## Records for the task
+++
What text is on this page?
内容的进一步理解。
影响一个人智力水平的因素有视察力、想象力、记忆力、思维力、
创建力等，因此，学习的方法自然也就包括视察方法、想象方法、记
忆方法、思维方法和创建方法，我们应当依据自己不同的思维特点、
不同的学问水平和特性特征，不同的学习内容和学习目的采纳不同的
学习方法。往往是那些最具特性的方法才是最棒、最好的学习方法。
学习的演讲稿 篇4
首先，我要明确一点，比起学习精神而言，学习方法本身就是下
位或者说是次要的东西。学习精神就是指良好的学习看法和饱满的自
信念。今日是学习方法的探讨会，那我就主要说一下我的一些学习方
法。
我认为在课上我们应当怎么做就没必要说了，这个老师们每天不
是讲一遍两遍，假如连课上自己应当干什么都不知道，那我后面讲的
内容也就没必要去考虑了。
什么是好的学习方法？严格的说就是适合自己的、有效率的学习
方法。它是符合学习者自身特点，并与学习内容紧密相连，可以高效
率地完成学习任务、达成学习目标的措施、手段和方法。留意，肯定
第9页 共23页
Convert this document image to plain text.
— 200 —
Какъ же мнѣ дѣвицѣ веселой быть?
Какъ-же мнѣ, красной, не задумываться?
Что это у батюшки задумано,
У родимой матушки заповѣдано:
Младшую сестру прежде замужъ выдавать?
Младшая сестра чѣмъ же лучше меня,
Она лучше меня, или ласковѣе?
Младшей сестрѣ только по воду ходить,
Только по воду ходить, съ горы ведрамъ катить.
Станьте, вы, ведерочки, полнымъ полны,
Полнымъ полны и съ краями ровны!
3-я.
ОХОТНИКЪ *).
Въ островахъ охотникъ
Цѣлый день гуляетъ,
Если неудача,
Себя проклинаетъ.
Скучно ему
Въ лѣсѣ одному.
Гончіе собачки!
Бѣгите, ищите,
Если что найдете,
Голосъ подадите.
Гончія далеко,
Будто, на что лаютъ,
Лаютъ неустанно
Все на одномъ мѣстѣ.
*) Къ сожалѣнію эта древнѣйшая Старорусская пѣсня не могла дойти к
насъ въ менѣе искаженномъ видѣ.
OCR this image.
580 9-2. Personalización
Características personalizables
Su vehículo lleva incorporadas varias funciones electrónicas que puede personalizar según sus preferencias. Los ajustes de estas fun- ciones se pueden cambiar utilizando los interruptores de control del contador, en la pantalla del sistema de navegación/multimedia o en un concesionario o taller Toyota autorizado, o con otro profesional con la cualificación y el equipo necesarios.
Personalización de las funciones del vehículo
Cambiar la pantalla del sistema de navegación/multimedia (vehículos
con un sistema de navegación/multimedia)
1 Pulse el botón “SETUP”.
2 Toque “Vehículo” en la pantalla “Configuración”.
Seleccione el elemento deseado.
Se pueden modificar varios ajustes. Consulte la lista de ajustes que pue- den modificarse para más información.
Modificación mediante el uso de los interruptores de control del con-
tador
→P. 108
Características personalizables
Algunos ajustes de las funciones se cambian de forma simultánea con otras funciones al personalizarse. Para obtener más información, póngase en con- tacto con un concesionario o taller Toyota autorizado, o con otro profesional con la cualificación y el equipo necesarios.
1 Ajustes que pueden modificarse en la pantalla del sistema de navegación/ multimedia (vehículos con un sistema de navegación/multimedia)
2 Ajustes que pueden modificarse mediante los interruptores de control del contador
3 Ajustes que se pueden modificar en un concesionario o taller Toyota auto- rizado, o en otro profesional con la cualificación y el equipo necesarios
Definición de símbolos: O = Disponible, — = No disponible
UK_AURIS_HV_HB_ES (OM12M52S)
+++
## Written exercise
Lines that hold the word "лучше" are the ones to return, every one of them.

## Finished exercise
Младшая сестра чѣмъ же лучше меня,
Она лучше меня, или ласковѣе?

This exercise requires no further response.